#### TESTO FORNITO

Il secondo passo è stato l’individuazione di quelle spidroine dalle quali derivano le eccezionali proprietà della dragline. Inizialmente si riteneva che due sole spidroine, la MaSp1 e la MaSp2, giocassero un ruolo primario in questo, ma studi di genomica più accurati hanno permesso di rilevare almeno altre tre spidroine (le MaSp3, 4 e 5) nonché altri particolari elementi costitutivi, come ad esempio glicoproteine e lipidi, denominati SpiCE.
Tuttavia la pur importante individuazione delle spidroine è solo il primo passo verso la riproduzione in laboratorio della seta del ragno: come si è detto, questi ingredienti vengono elaborati all’interno dell’animale con maestria e precisione, garantendo che al momento opportuno le parti necessarie vengano in contatto alla distanza giusta, per il tempo necessario (né di meno, né di più), con i gradienti di acidità corretti (pH) e la giusta forza. Riprodurre questo così intricato insieme di condizioni fisico-biochimiche è ancora oggi una sfida aperta.

########

- [CONSEGNE DA SVOLGERE]
1 - Rispondi a queste domande sul testo sulla seta del ragno:
(a) Quali due spidroine si riteneva inizialmente che giocassero un ruolo primario?
(b) Con quale nome sono denominati gli altri elementi costitutivi individuati, come glicoproteine e lipidi?
(c) Che cosa resta ancora oggi una sfida aperta?
2 - Riscrivi il passo del testo sulla seta del ragno cominciando da "Tuttavia la pur" e proseguendo fino a "una sfida aperta.", chiamando "la forza adeguata" ciò che il testo chiama "la giusta forza".
I record sono materiale a sé, separato dal testo.

#### ESTRATTI DEI RECORD

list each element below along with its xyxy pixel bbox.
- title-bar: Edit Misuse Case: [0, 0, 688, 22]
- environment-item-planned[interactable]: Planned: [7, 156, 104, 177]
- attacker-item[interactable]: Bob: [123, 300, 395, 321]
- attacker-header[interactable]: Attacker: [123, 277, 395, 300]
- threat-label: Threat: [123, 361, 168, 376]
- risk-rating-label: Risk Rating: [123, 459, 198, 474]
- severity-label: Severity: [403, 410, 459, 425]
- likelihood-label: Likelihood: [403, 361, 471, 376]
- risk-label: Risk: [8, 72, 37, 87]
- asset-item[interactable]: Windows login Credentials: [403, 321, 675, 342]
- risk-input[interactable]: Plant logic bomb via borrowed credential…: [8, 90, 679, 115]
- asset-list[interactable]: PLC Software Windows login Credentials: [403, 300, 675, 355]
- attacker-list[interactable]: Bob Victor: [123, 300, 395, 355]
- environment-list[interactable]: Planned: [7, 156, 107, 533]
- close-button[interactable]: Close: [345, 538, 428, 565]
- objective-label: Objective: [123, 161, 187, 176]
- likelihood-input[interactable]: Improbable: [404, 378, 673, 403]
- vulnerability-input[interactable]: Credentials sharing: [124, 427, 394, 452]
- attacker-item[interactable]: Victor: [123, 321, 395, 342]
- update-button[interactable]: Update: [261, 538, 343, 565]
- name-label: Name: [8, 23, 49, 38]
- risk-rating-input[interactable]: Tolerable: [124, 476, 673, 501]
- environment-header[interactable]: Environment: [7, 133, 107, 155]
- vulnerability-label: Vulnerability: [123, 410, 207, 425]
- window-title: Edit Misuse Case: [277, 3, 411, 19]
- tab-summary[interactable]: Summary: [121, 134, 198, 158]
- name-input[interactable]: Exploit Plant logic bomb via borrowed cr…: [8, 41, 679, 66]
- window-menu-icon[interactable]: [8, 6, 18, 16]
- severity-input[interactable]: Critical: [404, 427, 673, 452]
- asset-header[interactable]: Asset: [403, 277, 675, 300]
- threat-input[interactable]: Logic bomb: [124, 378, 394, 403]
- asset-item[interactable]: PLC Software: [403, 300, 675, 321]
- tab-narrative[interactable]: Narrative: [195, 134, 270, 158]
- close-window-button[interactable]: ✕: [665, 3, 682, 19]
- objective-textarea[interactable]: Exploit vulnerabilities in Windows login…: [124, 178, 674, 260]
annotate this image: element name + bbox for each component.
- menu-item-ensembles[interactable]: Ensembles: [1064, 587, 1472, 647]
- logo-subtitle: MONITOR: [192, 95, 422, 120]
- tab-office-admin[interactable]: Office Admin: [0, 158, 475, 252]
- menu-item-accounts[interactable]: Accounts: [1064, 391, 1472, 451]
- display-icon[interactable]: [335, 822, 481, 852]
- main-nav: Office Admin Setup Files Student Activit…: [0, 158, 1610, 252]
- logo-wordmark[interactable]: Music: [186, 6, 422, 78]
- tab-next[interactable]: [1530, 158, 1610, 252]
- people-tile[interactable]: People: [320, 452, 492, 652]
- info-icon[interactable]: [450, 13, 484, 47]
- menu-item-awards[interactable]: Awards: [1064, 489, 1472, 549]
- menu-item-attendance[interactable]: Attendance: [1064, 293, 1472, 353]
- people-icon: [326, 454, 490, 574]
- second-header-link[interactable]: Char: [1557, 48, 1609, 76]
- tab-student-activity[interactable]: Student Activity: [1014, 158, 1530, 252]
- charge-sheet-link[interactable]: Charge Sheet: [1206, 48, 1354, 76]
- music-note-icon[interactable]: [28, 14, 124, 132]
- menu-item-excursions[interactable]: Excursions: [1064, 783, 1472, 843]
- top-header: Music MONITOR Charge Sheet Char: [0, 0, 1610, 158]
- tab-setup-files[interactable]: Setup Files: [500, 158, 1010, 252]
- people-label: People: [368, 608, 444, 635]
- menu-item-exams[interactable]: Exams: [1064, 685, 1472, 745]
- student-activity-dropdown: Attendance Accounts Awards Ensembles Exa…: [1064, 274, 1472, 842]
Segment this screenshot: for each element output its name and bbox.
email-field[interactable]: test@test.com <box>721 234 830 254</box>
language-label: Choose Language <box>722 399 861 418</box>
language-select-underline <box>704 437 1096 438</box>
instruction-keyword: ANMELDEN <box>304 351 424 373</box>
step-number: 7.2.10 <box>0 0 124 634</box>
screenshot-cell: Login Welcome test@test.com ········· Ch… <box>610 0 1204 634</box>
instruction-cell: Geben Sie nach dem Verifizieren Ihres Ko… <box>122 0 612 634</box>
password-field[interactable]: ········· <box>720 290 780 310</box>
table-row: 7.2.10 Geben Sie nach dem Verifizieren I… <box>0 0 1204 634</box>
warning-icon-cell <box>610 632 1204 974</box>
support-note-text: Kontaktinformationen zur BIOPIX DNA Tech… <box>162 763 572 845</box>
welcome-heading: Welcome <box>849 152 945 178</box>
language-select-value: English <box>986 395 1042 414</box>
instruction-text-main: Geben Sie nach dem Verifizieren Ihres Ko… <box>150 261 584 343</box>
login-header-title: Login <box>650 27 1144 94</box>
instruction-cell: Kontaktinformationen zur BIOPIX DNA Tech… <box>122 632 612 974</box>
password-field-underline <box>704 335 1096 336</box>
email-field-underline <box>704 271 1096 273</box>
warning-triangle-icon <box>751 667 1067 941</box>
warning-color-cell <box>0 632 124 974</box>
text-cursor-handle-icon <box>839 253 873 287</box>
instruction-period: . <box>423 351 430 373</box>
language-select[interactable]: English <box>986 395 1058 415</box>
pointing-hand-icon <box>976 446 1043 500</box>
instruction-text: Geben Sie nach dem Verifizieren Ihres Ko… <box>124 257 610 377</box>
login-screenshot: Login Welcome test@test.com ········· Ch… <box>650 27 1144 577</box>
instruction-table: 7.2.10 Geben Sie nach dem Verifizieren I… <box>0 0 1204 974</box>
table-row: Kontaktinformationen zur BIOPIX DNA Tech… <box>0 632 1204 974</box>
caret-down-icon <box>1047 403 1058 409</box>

########

- [RISPOSTE AI COMPITI]
1 -
(a) La MaSp1 e la MaSp2.
(b) SpiCE.
(c) Riprodurre l'intricato insieme di condizioni fisico-biochimiche in cui il ragno elabora questi ingredienti.

2 -
Tuttavia la pur importante individuazione delle spidroine è solo il primo passo verso la riproduzione in laboratorio della seta del ragno: come si è detto, questi ingredienti vengono elaborati all’interno dell’animale con maestria e precisione, garantendo che al momento opportuno le parti necessarie vengano in contatto alla distanza giusta, per il tempo necessario (né di meno, né di più), con i gradienti di acidità corretti (pH) e la forza adeguata. Riprodurre questo così intricato insieme di condizioni fisico-biochimiche è ancora oggi una sfida aperta.